Note each line that includes the word "consolidés". Copy those lines.

Recorded data:
= = = = = = =
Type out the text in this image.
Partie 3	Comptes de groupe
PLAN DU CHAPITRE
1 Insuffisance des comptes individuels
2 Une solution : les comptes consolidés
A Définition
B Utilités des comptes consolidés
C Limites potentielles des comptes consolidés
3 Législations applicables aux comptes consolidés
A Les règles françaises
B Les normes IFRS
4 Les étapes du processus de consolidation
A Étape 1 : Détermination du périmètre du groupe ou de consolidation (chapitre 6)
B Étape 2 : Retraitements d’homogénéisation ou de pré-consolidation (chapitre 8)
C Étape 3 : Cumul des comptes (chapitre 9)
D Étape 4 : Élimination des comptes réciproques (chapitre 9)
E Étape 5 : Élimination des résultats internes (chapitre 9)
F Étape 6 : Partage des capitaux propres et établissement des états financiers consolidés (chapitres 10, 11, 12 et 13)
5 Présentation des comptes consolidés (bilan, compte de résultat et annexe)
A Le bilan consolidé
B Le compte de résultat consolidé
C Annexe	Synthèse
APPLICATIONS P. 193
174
= = = = = = =
• _Solution to this task_
2 Une solution : les comptes consolidés
B Utilités des comptes consolidés
C Limites potentielles des comptes consolidés
3 Législations applicables aux comptes consolidés
F Étape 6 : Partage des capitaux propres et établissement des états financiers consolidés (chapitres 10, 11, 12 et 13)
5 Présentation des comptes consolidés (bilan, compte de résultat et annexe)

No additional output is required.